(Recorded data)
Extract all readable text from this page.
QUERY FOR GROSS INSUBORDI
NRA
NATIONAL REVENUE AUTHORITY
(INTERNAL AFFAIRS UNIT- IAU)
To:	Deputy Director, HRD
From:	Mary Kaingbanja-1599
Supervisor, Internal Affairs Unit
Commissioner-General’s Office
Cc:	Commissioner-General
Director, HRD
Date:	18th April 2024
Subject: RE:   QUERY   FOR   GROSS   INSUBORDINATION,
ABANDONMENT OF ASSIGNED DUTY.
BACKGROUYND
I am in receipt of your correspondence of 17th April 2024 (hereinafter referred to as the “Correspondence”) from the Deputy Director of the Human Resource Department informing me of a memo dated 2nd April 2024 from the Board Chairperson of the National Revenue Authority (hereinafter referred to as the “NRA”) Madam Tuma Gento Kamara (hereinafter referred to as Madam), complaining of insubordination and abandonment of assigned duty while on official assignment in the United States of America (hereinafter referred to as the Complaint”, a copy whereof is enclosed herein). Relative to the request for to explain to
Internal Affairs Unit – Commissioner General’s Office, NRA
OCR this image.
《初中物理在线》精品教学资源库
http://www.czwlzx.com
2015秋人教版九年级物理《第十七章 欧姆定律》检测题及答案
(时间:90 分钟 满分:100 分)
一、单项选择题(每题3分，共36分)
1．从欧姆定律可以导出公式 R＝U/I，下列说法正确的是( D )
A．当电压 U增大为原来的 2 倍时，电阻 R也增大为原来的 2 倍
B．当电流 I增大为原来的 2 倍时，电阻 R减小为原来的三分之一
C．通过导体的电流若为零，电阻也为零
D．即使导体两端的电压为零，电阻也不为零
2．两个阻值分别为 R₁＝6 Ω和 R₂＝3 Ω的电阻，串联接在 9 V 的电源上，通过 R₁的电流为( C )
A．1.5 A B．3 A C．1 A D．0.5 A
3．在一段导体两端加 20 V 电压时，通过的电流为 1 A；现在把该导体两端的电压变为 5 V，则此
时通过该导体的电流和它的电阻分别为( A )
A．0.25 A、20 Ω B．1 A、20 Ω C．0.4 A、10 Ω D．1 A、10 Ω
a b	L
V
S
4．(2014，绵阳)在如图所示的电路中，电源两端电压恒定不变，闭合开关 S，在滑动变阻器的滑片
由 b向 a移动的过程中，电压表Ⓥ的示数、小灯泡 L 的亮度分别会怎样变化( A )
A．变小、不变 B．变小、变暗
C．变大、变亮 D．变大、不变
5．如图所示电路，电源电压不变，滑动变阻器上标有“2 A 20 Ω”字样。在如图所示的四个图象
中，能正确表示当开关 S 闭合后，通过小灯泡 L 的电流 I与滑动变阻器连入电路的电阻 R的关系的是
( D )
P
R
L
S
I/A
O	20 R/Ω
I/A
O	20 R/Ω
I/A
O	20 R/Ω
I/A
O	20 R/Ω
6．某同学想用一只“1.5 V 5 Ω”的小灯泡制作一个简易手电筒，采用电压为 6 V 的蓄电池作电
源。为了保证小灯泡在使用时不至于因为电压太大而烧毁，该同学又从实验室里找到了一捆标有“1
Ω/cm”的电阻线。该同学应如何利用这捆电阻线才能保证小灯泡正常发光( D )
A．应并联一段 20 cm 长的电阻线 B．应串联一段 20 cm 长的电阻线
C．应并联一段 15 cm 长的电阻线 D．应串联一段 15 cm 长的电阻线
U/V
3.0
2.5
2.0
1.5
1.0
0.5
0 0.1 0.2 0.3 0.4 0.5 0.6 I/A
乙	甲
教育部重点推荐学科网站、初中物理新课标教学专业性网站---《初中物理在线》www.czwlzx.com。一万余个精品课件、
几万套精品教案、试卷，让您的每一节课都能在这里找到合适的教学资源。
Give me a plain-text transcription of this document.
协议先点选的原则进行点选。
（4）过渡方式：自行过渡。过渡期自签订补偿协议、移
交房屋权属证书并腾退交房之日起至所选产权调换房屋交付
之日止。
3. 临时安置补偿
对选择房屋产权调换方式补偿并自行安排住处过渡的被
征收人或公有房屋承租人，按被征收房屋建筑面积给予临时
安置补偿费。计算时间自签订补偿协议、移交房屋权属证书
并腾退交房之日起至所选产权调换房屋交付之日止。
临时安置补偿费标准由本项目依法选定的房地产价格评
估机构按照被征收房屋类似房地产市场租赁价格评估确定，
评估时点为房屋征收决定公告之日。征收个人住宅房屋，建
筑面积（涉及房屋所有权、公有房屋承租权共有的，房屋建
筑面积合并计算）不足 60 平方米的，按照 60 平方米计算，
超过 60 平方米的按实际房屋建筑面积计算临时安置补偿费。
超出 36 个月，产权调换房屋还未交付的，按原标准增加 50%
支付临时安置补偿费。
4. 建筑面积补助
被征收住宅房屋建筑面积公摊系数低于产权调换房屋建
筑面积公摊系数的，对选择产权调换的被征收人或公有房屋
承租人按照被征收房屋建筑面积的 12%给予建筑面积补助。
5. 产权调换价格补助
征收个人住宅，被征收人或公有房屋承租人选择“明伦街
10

(Written task)
Using the listing above, pick out each line that contains the word "长的电阻线", then copy it.

(Problem solution)
A．应并联一段 20 cm 长的电阻线 B．应串联一段 20 cm 长的电阻线
C．应并联一段 15 cm 长的电阻线 D．应串联一段 15 cm 长的电阻线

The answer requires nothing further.